** START MATERIAL TO PROCESS **

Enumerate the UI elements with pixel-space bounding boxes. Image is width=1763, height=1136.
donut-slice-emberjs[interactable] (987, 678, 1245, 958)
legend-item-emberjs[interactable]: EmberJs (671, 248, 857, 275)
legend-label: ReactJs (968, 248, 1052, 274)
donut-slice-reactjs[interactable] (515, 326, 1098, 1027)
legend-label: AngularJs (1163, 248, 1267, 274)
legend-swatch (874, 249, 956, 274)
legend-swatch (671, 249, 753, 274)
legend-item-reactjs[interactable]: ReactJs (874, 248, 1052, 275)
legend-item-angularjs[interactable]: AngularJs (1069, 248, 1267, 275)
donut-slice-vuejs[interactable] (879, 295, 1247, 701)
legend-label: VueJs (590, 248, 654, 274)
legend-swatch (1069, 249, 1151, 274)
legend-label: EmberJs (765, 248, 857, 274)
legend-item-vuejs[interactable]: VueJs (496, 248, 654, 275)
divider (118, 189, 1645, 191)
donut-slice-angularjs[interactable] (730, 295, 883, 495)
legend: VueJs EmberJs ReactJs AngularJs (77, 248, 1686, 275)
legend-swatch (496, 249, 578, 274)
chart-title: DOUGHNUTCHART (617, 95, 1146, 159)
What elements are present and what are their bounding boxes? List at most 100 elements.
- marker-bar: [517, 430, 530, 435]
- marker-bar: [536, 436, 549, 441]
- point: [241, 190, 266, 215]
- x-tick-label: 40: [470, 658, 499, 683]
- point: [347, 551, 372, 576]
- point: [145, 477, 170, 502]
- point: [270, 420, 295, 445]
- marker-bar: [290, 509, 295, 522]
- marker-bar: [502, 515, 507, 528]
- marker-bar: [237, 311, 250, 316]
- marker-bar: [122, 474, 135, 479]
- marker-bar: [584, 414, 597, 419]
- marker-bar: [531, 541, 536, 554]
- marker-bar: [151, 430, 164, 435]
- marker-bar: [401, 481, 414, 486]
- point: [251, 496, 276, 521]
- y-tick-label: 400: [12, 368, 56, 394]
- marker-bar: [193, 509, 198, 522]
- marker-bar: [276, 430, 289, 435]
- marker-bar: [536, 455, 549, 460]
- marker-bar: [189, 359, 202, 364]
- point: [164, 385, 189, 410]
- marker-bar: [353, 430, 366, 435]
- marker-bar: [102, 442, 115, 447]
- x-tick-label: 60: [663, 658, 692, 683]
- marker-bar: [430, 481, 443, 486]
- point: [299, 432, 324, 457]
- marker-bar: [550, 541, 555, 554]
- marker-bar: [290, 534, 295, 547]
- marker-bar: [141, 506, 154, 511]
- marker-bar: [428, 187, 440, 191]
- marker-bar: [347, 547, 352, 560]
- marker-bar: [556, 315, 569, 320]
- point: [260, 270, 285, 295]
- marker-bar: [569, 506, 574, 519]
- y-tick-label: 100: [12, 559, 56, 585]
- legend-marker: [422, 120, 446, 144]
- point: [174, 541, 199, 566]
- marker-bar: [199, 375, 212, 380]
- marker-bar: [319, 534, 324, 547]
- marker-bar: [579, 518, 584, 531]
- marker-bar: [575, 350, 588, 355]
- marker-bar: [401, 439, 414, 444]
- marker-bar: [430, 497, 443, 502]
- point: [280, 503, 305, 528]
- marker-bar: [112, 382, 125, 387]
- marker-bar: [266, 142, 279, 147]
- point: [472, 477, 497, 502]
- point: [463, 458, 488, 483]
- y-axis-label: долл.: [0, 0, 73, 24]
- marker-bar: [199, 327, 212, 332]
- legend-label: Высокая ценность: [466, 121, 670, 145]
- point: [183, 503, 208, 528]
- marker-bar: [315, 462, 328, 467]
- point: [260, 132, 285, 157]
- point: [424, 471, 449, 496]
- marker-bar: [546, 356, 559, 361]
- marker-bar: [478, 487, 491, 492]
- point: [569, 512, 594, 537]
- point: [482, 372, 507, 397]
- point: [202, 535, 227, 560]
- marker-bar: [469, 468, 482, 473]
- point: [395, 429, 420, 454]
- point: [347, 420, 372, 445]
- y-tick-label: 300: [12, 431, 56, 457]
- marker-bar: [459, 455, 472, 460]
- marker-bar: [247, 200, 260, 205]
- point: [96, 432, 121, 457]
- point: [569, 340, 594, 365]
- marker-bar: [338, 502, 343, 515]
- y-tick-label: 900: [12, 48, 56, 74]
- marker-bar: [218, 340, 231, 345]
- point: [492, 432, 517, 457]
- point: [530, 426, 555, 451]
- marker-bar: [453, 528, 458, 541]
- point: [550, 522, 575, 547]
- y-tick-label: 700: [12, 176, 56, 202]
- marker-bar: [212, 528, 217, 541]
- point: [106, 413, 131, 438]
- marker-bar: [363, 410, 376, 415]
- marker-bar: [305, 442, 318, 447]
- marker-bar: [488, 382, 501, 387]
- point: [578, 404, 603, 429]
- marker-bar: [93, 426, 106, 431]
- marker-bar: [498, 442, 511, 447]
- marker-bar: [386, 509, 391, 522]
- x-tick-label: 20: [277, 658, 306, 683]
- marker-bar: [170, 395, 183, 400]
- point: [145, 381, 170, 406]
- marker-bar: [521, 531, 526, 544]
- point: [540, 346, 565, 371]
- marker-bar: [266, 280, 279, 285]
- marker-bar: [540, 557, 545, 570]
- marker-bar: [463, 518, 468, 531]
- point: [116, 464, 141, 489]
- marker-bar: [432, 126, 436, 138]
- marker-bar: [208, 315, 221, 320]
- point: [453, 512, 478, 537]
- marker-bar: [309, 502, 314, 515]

** END MATERIAL TO PROCESS **

Please reproduce the material above line for line, from its very first line through the line containing "- point: [164, 385, 189, 410]", with both of those lines included.

Enumerate the UI elements with pixel-space bounding boxes. Image is width=1763, height=1136.
donut-slice-emberjs[interactable] (987, 678, 1245, 958)
legend-item-emberjs[interactable]: EmberJs (671, 248, 857, 275)
legend-label: ReactJs (968, 248, 1052, 274)
donut-slice-reactjs[interactable] (515, 326, 1098, 1027)
legend-label: AngularJs (1163, 248, 1267, 274)
legend-swatch (874, 249, 956, 274)
legend-swatch (671, 249, 753, 274)
legend-item-reactjs[interactable]: ReactJs (874, 248, 1052, 275)
legend-item-angularjs[interactable]: AngularJs (1069, 248, 1267, 275)
donut-slice-vuejs[interactable] (879, 295, 1247, 701)
legend-label: VueJs (590, 248, 654, 274)
legend-swatch (1069, 249, 1151, 274)
legend-label: EmberJs (765, 248, 857, 274)
legend-item-vuejs[interactable]: VueJs (496, 248, 654, 275)
divider (118, 189, 1645, 191)
donut-slice-angularjs[interactable] (730, 295, 883, 495)
legend: VueJs EmberJs ReactJs AngularJs (77, 248, 1686, 275)
legend-swatch (496, 249, 578, 274)
chart-title: DOUGHNUTCHART (617, 95, 1146, 159)
What elements are present and what are their bounding boxes? List at most 100 elements.
- marker-bar: [517, 430, 530, 435]
- marker-bar: [536, 436, 549, 441]
- point: [241, 190, 266, 215]
- x-tick-label: 40: [470, 658, 499, 683]
- point: [347, 551, 372, 576]
- point: [145, 477, 170, 502]
- point: [270, 420, 295, 445]
- marker-bar: [290, 509, 295, 522]
- marker-bar: [502, 515, 507, 528]
- marker-bar: [237, 311, 250, 316]
- marker-bar: [122, 474, 135, 479]
- marker-bar: [584, 414, 597, 419]
- marker-bar: [531, 541, 536, 554]
- marker-bar: [151, 430, 164, 435]
- marker-bar: [401, 481, 414, 486]
- point: [251, 496, 276, 521]
- y-tick-label: 400: [12, 368, 56, 394]
- marker-bar: [193, 509, 198, 522]
- marker-bar: [276, 430, 289, 435]
- marker-bar: [536, 455, 549, 460]
- marker-bar: [189, 359, 202, 364]
- point: [164, 385, 189, 410]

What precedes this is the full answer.